-- 課題 A --
中学受験と国立大付属校について述べた本文を読み、次の問いに答えなさい。
(i) 国立大の付属校は、本来どのような役割を担う目的で設立されたと述べられているか。
(ii) 報告書は、一部の国立大学付属校がどのような機能を十分に果たしていないと指摘しているか。
(iii) 報告書は、選考をどのような組み合わせのみで行うことを例として挙げているか。
-- 課題 B --
中学受験と国立大付属校について述べた本文を、最後の文の後から書き継ぎなさい。

中学受験は家族の「歴史」です。

本人の意思とは関係なく始めた中学受験。でも、それがいつの間にか家族全員の共通目標となる。だから、中学受験は、家族の歴史の貴重な1ページになるはずです。中学受験真っ只中の皆さんに、何か役に立つ情報を発信していきたいと思います。

脱エリート校

先日、文部科学省有識者会議の報告書が公開されましたね。

 

 

「国立大付属校は、抽選導入や学力検査の廃止で、脱エリート校化を。」

「一部の国立大学付属校は、いわゆるエリート校化し、そこに通う子供の資質能力の向上に力を注ぐあまり、教育実習生の受け入れ先としての機能を十分に果たしていない。」

 

 

この一部の附属校とは、筑波大学付属駒場高校東京学芸大学付属高校、筑波大学付属高校お茶の水女子大学付属高校などを指しています。

国立大の付属校は本来、実験的・先導的な学校教育を行う、教育実習の実施、大学・学部の教員養成に関する研究への協力といった役割を担う目的で設立されています。

 

 

「選考にあたっては、例えば、学力テスト等を課さず、抽選と教育実習の実施校かつ研究・実験校であることに賛同する保護者の事前同意の組み合わせのみで選考する。」

「併せて、同一の国立大学の付属学校間で、無試験ないしそれに近い形で進学が可能となる、いわゆる連絡進学あるいは内部進学と呼ばれる仕組みについても、各大学及び付属学校において、多様性及び公平性等の観点からの見直しが検討されるべきである。」といった提言がされました。

 

 

衝撃的な内容であり、気になる提言をいくつか列挙します。

 

 

1つ目。

まず、「抽選」の導入で、優秀な生徒が入学しすぎない仕組みを作ってくるでしょう。

-- 抽出資料 --

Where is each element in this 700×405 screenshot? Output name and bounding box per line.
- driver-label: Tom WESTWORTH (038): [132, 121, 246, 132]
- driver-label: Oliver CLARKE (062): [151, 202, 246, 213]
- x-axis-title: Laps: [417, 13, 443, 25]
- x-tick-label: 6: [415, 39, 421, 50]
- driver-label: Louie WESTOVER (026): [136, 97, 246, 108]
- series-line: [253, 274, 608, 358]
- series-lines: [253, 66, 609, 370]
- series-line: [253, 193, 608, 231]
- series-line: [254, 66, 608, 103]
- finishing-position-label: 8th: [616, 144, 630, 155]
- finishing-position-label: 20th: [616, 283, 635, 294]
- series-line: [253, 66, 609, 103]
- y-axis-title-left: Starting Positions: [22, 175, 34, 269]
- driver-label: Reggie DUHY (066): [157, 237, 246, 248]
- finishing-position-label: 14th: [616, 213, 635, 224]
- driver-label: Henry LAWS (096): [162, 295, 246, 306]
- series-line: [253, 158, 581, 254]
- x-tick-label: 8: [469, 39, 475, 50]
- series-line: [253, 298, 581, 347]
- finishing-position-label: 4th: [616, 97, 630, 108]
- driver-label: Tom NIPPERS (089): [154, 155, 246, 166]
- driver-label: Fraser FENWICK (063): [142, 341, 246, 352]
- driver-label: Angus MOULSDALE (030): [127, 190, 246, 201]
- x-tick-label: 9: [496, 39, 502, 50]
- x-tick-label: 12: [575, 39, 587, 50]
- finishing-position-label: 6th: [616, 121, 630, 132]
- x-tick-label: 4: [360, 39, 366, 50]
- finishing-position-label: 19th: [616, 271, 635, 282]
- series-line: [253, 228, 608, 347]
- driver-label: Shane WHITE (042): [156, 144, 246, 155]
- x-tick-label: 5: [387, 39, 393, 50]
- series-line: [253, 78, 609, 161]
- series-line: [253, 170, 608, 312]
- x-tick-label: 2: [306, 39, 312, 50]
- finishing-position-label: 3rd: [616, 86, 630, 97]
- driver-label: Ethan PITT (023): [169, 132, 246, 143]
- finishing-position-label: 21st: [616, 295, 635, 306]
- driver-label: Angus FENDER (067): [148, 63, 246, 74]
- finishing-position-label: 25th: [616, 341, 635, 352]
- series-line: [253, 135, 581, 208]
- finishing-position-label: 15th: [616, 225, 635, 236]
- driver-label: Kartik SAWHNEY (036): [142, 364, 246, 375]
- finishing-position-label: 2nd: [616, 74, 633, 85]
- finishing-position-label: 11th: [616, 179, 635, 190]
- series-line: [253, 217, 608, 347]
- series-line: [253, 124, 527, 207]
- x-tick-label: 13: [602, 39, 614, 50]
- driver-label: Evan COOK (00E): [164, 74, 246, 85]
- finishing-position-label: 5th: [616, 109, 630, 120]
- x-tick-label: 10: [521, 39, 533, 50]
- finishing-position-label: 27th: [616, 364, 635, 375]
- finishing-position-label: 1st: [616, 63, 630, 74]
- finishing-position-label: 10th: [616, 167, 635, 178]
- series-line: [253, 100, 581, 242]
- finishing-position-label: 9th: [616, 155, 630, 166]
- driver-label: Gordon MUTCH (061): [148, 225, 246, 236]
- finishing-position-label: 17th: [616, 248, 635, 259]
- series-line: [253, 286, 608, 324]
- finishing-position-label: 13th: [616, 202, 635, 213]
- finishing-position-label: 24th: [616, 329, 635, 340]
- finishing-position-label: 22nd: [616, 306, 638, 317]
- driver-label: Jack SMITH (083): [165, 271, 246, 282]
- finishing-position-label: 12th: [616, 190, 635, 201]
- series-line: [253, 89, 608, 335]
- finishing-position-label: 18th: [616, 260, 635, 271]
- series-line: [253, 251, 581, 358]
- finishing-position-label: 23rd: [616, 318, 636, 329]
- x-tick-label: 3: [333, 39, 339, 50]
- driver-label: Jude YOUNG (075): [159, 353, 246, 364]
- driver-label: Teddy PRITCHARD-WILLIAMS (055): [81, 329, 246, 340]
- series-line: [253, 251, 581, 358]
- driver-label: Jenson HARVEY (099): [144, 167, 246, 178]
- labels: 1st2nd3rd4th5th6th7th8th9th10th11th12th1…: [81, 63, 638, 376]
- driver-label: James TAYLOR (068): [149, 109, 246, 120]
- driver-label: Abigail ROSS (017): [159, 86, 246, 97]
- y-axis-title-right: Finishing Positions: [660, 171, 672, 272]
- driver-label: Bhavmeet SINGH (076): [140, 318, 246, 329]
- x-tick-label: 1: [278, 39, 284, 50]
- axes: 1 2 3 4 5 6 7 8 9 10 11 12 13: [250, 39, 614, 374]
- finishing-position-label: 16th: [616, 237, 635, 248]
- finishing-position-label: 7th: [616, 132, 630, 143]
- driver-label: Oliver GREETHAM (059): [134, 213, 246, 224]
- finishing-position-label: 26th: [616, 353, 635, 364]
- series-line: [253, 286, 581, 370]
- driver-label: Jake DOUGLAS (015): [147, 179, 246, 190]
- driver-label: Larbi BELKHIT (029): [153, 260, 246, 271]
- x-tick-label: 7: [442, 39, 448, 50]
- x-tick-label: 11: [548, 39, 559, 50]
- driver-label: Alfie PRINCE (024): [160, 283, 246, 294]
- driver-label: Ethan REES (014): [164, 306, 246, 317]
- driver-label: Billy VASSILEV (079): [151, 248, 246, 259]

-- 解答例 A --
(i) 実験的・先導的な学校教育を行うこと、教育実習の実施、大学・学部の教員養成に関する研究への協力といった役割。
(ii) 教育実習生の受け入れ先としての機能。
(iii) 抽選と、教育実習の実施校かつ研究・実験校であることに賛同する保護者の事前同意との組み合わせ。

-- 解答例 B --
国立大付属校が本来の役割を果たせない最大の原因は、優秀な生徒が集まりすぎていることらしく。

だから、有識者会議では抽選の導入が勧告されています。

12歳の進路が「抽選」で決まってしまうなんて。。。

 

 

2つ目。

また、受験できる生徒をあらかじめ抽選で選ぶ仕組みや、適性検査の点数の高くない生徒をあえて抽選によって入学させるようなウルトラCもあり得ます。

今までのように、優秀な生徒が集まらないような仕組みが検討されるということ。

 

 

3つ目。

学力検査は廃止され、小学校の勉強で対応可能な「適性検査」に移行するかもしれません。

公立中高一貫校で行われているよな、知識偏重ではない、思考力や発想力を問うような問題に移行する可能性があります。

 

 

4つ目。

面接や学校の調査書を重視し、保護者に対しては、教育実験校であることを理解しているか事前同意を求めることにもなりそうです。

 

 

5つ目。

筑波大学付属中→筑波大学付属高、学芸大学付属竹早中→学芸大学付属高といった内部進学が批判され、一般の公立中学校と同じ条件になるべきだとされています。

筑波大学付属駒場中に入学したとしても、今までのように無条件で付属高へ上がることはできなくなり、一般の公立中学校と同様に、全員が高校入試をするようになることが予想されます。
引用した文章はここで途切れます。